- What needs to be done
From the listing below, extract every line containing "Ключ".

=== Dataset content ===

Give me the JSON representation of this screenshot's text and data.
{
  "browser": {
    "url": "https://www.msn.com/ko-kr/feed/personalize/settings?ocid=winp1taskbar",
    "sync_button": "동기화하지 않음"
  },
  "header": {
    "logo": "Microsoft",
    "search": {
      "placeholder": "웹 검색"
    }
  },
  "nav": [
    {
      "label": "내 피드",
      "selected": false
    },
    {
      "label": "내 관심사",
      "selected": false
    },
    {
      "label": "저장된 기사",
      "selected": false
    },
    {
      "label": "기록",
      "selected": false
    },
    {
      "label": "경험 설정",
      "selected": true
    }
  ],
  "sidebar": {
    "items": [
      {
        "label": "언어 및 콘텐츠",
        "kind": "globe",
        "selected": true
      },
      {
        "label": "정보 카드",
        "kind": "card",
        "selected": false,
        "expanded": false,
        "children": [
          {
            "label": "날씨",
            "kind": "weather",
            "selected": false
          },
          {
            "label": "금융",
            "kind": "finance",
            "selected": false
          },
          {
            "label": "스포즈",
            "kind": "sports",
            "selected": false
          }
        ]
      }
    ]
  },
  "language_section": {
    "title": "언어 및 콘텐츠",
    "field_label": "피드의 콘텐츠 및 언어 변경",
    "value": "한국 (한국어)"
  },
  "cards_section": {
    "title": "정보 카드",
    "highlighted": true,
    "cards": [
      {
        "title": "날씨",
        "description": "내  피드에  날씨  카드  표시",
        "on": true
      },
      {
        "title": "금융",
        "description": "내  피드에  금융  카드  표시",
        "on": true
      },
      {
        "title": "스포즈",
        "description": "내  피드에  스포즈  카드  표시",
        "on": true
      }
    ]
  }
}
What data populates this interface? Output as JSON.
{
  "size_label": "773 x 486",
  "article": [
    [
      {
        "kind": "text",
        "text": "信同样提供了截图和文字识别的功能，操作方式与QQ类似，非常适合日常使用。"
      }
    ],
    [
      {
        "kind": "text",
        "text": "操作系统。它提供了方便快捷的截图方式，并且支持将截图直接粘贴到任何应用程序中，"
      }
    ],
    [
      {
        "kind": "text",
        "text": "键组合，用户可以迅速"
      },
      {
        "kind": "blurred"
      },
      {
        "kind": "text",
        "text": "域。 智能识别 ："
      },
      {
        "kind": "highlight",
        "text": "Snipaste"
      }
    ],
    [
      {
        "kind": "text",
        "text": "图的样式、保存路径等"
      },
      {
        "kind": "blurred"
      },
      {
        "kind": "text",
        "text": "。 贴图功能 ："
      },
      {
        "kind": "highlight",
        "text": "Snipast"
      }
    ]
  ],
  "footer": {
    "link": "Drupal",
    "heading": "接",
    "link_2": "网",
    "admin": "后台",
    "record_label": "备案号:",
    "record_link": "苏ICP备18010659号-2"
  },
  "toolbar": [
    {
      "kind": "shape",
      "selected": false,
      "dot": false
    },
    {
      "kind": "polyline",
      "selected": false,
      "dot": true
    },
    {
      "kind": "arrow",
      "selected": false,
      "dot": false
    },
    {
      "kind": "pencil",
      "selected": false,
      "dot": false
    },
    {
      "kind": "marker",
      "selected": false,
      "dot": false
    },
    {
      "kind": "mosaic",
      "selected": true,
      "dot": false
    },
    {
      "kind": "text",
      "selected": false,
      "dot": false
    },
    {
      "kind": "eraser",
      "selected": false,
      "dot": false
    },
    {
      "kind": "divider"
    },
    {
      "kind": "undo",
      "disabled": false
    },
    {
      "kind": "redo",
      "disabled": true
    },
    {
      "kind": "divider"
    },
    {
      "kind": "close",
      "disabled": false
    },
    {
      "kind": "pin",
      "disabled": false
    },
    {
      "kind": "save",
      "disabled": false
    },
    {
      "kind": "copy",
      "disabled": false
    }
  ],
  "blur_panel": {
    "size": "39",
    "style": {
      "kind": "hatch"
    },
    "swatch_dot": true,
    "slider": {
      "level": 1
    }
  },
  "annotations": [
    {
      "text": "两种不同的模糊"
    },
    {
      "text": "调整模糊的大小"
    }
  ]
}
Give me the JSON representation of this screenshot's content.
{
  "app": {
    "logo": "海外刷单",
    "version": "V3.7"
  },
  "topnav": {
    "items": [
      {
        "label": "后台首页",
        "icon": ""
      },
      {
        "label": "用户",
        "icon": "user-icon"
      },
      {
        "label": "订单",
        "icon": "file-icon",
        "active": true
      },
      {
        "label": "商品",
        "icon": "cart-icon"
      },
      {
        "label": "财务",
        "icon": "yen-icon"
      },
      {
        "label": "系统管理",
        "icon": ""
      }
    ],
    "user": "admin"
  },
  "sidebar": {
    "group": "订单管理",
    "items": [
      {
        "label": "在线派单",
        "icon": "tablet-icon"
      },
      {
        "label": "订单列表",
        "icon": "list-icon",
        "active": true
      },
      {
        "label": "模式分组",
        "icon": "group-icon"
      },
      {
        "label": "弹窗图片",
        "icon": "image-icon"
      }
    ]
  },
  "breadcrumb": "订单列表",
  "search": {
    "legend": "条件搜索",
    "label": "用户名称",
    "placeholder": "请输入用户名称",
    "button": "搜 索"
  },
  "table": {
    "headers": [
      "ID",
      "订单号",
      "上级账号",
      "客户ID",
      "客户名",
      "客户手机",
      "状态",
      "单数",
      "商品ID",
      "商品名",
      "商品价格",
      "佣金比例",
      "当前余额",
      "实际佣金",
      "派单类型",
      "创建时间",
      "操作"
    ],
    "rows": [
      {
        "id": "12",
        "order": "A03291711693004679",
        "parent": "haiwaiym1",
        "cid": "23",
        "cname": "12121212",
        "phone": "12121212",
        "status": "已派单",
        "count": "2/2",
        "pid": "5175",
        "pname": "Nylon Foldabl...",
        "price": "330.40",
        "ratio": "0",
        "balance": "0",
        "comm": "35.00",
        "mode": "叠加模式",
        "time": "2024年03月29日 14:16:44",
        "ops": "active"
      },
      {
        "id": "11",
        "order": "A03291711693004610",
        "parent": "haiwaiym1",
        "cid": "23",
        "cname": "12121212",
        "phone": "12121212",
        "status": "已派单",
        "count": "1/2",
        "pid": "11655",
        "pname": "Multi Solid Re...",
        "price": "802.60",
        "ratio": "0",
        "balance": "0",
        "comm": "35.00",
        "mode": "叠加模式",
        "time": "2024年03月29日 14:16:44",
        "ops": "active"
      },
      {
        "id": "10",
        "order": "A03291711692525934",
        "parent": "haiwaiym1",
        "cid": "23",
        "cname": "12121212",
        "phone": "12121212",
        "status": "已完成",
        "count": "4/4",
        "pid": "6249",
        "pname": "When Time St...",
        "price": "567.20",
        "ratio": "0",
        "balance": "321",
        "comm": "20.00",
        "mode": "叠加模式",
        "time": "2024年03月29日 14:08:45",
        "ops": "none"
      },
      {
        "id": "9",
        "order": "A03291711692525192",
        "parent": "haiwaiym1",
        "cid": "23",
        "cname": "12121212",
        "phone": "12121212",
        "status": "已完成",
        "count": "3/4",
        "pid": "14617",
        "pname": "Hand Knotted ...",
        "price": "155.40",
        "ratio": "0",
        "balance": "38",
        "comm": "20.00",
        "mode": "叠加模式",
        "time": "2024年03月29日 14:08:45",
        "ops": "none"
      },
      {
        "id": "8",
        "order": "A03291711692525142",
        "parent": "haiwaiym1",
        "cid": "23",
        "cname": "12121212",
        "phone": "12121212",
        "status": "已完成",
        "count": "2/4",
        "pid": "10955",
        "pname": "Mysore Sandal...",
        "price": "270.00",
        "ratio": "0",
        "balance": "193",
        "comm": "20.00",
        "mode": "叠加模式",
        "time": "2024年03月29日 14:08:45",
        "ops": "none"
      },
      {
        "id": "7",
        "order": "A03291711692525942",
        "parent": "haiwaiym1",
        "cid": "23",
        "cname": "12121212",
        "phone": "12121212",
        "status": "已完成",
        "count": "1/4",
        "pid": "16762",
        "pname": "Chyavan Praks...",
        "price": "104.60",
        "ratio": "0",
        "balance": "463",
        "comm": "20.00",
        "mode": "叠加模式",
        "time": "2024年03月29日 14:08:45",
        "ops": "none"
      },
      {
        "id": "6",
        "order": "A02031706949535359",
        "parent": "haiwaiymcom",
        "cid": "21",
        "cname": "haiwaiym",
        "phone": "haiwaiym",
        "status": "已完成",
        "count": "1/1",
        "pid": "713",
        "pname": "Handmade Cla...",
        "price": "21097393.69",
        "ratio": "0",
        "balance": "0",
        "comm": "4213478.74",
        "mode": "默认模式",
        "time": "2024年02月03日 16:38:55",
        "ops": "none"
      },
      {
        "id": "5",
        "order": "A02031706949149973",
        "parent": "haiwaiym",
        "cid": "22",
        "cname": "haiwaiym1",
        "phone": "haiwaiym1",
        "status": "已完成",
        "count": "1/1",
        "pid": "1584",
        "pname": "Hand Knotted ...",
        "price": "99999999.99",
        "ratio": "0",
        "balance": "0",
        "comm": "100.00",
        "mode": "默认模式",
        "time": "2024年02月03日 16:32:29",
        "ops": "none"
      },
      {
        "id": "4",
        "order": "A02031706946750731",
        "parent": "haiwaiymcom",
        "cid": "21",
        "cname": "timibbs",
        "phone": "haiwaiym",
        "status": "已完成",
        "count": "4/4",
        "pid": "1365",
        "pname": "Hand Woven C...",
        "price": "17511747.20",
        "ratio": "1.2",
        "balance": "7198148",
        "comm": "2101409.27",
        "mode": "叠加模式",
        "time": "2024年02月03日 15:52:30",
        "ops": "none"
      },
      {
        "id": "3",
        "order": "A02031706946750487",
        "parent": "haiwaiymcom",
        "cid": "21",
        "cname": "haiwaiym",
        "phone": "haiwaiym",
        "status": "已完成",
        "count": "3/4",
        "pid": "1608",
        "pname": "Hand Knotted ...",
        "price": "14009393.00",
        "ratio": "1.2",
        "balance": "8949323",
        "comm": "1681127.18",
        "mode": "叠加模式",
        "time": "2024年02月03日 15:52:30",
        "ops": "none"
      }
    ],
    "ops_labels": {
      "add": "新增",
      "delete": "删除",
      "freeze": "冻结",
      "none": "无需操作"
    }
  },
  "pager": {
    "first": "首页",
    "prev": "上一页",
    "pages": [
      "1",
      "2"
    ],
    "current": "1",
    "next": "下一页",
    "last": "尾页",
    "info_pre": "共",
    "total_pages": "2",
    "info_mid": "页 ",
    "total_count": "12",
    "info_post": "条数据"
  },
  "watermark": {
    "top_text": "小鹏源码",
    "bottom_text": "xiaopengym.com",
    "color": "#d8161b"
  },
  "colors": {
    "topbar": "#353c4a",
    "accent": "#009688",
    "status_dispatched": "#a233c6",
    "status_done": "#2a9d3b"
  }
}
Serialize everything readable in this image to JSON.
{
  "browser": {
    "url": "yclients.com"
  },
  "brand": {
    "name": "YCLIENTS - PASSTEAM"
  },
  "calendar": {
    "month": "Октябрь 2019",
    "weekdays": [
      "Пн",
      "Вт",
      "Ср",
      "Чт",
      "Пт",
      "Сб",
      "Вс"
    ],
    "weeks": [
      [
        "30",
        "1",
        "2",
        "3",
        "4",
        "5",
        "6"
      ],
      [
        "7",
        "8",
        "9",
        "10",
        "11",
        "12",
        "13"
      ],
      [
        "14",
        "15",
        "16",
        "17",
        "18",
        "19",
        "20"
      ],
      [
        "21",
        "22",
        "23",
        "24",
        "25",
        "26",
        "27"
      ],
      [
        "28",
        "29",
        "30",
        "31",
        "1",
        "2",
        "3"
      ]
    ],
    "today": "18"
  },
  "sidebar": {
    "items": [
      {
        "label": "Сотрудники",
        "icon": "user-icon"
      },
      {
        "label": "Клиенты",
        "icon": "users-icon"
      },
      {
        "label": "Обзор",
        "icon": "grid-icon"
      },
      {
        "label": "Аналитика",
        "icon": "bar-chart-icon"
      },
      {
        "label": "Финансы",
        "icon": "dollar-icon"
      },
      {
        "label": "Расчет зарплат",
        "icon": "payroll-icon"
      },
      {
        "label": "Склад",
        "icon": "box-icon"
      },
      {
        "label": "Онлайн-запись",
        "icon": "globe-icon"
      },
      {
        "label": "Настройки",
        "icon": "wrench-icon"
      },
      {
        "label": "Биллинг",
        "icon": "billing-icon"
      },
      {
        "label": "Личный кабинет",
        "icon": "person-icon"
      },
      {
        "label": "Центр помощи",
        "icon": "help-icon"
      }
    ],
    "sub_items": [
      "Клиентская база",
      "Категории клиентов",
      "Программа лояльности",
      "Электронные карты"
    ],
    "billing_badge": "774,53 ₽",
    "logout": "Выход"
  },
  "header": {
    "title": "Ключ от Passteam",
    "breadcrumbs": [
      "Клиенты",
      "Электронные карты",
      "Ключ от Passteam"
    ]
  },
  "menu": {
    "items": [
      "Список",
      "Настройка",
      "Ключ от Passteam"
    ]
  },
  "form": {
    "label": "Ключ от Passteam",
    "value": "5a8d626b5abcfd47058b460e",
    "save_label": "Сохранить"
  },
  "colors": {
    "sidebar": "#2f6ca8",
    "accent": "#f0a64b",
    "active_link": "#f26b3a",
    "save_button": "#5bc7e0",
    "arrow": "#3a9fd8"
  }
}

===

- Output for this task
    "title": "Ключ от Passteam",
      "Ключ от Passteam"
      "Ключ от Passteam"
    "label": "Ключ от Passteam",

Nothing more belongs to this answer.